Data tied to figure images:
━━━

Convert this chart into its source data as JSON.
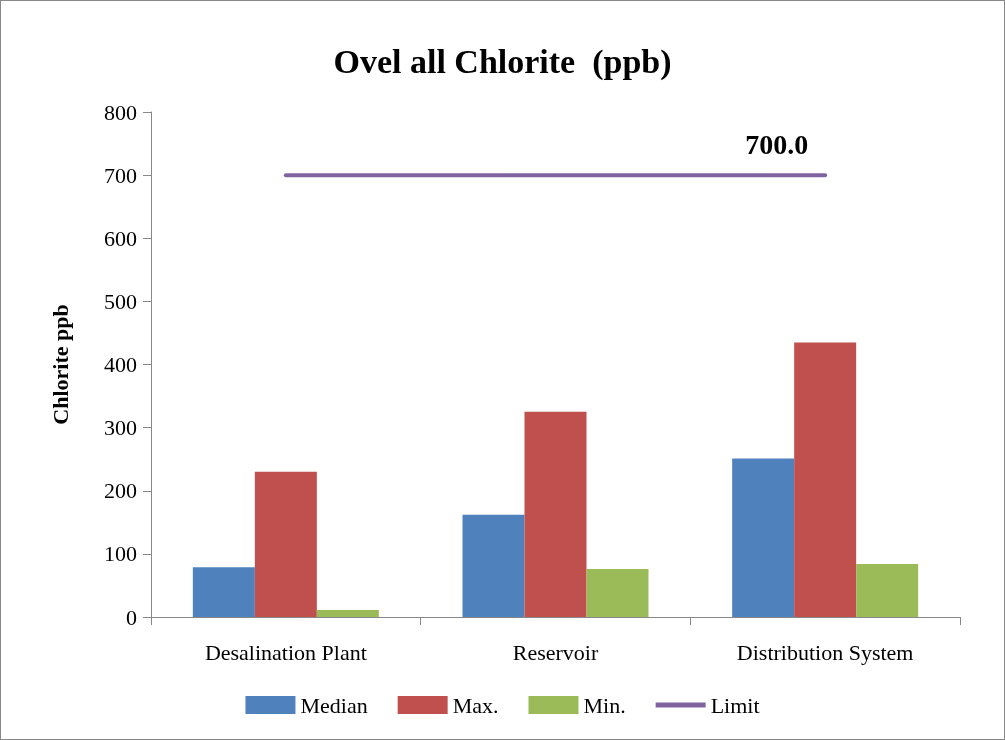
{
  "chart_data": {
    "type": "bar",
    "title": "Ovel all Chlorite  (ppb)",
    "ylabel": "Chlorite ppb",
    "categories": [
      "Desalination Plant",
      "Reservoir",
      "Distribution System"
    ],
    "series": [
      {
        "name": "Median",
        "color": "#4f81bd",
        "values": [
          79,
          162,
          251
        ]
      },
      {
        "name": "Max.",
        "color": "#c0504d",
        "values": [
          230,
          325,
          435
        ]
      },
      {
        "name": "Min.",
        "color": "#9bbb59",
        "values": [
          11,
          76,
          84
        ]
      },
      {
        "name": "Limit",
        "type": "line",
        "color": "#8064a2",
        "values": [
          700,
          700,
          700
        ],
        "value_labels": [
          null,
          null,
          "700.0"
        ]
      }
    ],
    "ylim": [
      0,
      800
    ],
    "yticks": [
      0,
      100,
      200,
      300,
      400,
      500,
      600,
      700,
      800
    ],
    "grid": false,
    "legend": "bottom",
    "marker": "none"
  }
}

━━━

**JOB**
Show each line in the entries that holds the string "name".

**SOLUTION**
        "name": "Median",
        "name": "Max.",
        "name": "Min.",
        "name": "Limit",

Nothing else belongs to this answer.